> **DATA SUPPLIED**:

## start

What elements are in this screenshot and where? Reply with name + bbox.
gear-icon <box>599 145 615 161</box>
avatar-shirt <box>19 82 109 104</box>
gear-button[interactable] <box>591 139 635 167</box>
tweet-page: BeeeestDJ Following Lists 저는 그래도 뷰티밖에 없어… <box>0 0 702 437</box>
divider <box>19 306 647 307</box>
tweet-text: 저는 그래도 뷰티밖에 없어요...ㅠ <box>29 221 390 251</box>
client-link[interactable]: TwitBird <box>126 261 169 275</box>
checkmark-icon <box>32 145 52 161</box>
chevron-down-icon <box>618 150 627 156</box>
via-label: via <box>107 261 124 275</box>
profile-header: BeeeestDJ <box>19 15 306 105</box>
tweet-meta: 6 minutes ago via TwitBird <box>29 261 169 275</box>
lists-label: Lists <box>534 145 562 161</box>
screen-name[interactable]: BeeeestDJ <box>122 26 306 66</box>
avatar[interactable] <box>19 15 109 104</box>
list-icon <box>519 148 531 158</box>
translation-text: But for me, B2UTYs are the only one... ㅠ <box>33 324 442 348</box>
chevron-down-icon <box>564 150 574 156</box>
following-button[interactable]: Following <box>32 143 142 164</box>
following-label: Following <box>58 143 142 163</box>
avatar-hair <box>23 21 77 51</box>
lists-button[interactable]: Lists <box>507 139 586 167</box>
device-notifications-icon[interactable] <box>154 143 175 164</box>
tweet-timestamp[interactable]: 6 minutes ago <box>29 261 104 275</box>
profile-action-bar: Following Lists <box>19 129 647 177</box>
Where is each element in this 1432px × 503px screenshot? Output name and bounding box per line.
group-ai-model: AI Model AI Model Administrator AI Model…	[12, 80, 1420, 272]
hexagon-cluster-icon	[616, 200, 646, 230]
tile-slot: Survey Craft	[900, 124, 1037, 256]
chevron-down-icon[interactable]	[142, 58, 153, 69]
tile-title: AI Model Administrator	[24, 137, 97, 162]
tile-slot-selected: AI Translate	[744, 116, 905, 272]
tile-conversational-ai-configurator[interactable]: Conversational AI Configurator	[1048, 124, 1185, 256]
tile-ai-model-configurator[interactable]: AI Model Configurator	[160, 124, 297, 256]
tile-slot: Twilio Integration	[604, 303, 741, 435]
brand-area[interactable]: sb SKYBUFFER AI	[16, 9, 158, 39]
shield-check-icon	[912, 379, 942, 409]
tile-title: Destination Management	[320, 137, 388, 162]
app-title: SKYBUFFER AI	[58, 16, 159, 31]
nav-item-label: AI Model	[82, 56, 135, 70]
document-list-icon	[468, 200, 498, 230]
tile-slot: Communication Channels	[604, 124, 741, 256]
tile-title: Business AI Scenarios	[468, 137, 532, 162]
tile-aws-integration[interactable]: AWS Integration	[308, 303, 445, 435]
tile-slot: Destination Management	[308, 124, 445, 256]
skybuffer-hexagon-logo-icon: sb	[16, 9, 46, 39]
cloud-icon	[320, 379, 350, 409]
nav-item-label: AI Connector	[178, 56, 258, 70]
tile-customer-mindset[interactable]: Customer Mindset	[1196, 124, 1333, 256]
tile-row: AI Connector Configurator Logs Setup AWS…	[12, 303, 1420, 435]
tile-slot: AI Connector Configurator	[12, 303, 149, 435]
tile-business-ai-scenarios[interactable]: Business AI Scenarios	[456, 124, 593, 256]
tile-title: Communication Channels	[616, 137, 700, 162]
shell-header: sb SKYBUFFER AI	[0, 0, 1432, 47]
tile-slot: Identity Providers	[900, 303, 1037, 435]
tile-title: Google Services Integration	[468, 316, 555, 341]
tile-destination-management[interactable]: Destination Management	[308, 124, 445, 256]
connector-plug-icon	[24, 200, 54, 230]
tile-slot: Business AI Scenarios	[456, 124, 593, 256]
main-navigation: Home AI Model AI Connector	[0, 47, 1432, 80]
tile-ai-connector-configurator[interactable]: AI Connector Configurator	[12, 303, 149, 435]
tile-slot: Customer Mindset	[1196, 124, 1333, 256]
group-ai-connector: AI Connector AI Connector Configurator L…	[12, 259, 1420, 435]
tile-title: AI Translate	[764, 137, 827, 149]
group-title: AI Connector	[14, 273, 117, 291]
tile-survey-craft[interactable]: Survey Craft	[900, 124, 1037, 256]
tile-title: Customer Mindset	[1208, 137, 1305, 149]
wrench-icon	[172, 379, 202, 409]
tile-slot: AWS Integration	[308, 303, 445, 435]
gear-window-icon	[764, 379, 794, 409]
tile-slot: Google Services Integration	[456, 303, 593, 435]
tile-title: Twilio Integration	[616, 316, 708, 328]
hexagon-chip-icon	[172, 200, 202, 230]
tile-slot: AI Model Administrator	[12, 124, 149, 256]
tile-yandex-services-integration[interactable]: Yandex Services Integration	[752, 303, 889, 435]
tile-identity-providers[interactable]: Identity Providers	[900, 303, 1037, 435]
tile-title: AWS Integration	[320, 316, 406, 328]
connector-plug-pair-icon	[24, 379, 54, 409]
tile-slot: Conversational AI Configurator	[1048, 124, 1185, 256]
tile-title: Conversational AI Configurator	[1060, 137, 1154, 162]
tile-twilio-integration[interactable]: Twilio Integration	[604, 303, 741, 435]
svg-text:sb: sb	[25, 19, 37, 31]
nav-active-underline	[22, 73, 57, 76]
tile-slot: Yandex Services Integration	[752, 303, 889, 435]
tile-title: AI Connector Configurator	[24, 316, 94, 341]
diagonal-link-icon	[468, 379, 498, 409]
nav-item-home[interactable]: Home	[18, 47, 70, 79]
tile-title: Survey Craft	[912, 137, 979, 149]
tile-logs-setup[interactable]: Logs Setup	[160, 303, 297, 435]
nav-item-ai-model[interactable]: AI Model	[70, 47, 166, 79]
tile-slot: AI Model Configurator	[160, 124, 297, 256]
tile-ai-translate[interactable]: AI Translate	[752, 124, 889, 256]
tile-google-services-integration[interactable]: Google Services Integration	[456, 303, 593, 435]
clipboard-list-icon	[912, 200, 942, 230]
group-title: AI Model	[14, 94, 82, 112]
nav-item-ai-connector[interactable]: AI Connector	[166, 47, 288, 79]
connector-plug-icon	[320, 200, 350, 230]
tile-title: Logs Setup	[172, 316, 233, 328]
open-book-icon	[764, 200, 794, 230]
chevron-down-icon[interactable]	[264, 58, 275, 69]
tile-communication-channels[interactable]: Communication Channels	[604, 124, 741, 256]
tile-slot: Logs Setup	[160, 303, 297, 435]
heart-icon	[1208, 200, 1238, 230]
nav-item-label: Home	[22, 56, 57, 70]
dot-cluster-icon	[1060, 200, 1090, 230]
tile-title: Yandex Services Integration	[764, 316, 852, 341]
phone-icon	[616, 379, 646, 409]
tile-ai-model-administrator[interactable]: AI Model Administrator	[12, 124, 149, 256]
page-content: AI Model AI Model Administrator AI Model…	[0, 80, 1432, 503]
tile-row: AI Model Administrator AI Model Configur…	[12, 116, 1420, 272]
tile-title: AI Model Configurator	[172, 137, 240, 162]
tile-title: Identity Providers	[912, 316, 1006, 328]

## end

> **WHAT THE TASK REQUIRES**: Rewrite the rows from the first line up to and including the line with "chevron-down-icon <box>618 150 627 156</box>", putting "separator" in place of "divider" and keeping everything else unchanged.

> **RESULT OF THE TASK**:
What elements are in this screenshot and where? Reply with name + bbox.
gear-icon <box>599 145 615 161</box>
avatar-shirt <box>19 82 109 104</box>
gear-button[interactable] <box>591 139 635 167</box>
tweet-page: BeeeestDJ Following Lists 저는 그래도 뷰티밖에 없어… <box>0 0 702 437</box>
separator <box>19 306 647 307</box>
tweet-text: 저는 그래도 뷰티밖에 없어요...ㅠ <box>29 221 390 251</box>
client-link[interactable]: TwitBird <box>126 261 169 275</box>
checkmark-icon <box>32 145 52 161</box>
chevron-down-icon <box>618 150 627 156</box>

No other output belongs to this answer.